• **The problem**
In the data below, locate each line with the word "cutaneous" and list it.
⁂
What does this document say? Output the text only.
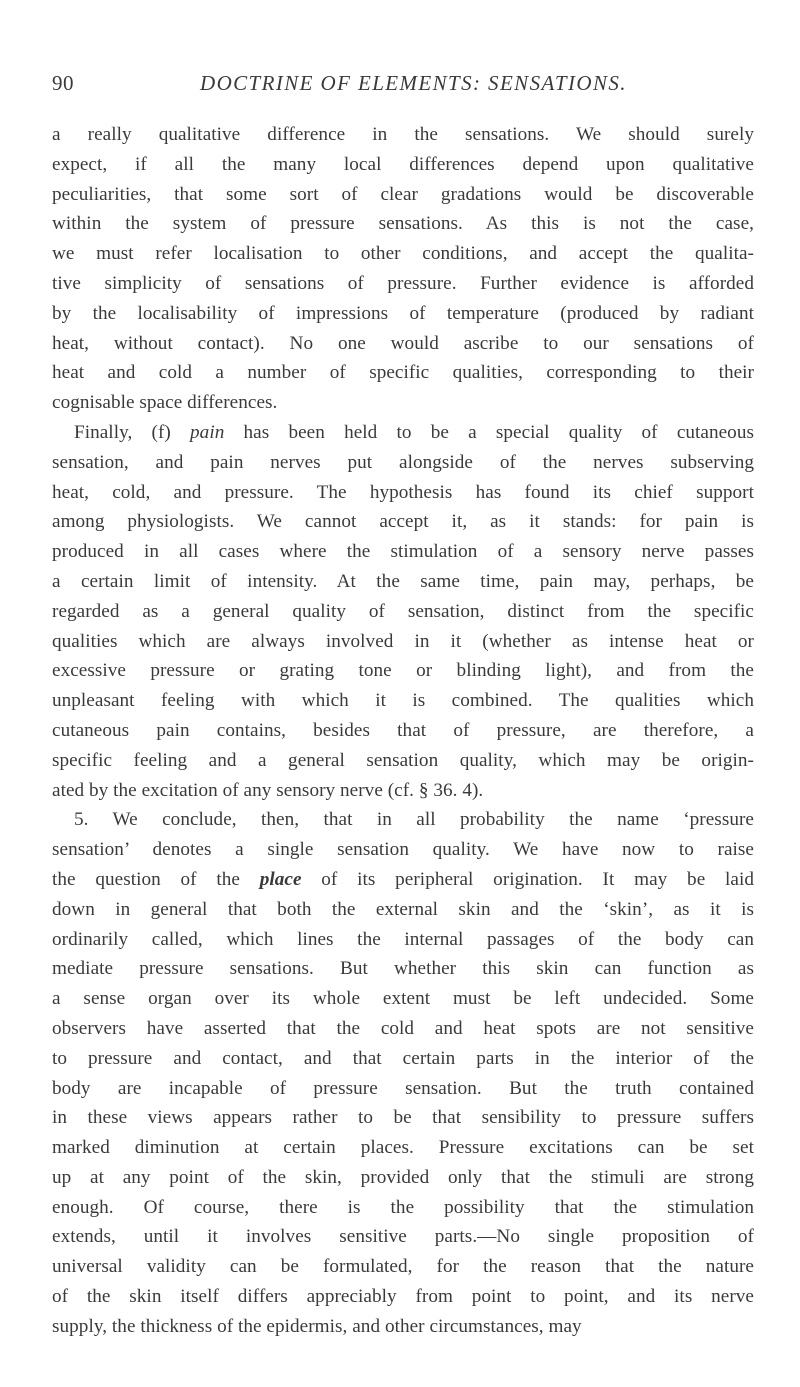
90	DOCTRINE OF ELEMENTS: SENSATIONS.
a really qualitative difference in the sensations. We should surely
expect, if all the many local differences depend upon qualitative
peculiarities, that some sort of clear gradations would be discoverable
within the system of pressure sensations. As this is not the case,
we must refer localisation to other conditions, and accept the qualita-
tive simplicity of sensations of pressure. Further evidence is afforded
by the localisability of impressions of temperature (produced by radiant
heat, without contact). No one would ascribe to our sensations of
heat and cold a number of specific qualities, corresponding to their
cognisable space differences.
Finally, (f) pain has been held to be a special quality of cutaneous
sensation, and pain nerves put alongside of the nerves subserving
heat, cold, and pressure. The hypothesis has found its chief support
among physiologists. We cannot accept it, as it stands: for pain is
produced in all cases where the stimulation of a sensory nerve passes
a certain limit of intensity. At the same time, pain may, perhaps, be
regarded as a general quality of sensation, distinct from the specific
qualities which are always involved in it (whether as intense heat or
excessive pressure or grating tone or blinding light), and from the
unpleasant feeling with which it is combined. The qualities which
cutaneous pain contains, besides that of pressure, are therefore, a
specific feeling and a general sensation quality, which may be origin-
ated by the excitation of any sensory nerve (cf. § 36. 4).
5. We conclude, then, that in all probability the name ‘pressure
sensation’ denotes a single sensation quality. We have now to raise
the question of the place of its peripheral origination. It may be laid
down in general that both the external skin and the ‘skin’, as it is
ordinarily called, which lines the internal passages of the body can
mediate pressure sensations. But whether this skin can function as
a sense organ over its whole extent must be left undecided. Some
observers have asserted that the cold and heat spots are not sensitive
to pressure and contact, and that certain parts in the interior of the
body are incapable of pressure sensation. But the truth contained
in these views appears rather to be that sensibility to pressure suffers
marked diminution at certain places. Pressure excitations can be set
up at any point of the skin, provided only that the stimuli are strong
enough. Of course, there is the possibility that the stimulation
extends, until it involves sensitive parts.—No single proposition of
universal validity can be formulated, for the reason that the nature
of the skin itself differs appreciably from point to point, and its nerve
supply, the thickness of the epidermis, and other circumstances, may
⁂
• **Correct result**
Finally, (f) pain has been held to be a special quality of cutaneous
cutaneous pain contains, besides that of pressure, are therefore, a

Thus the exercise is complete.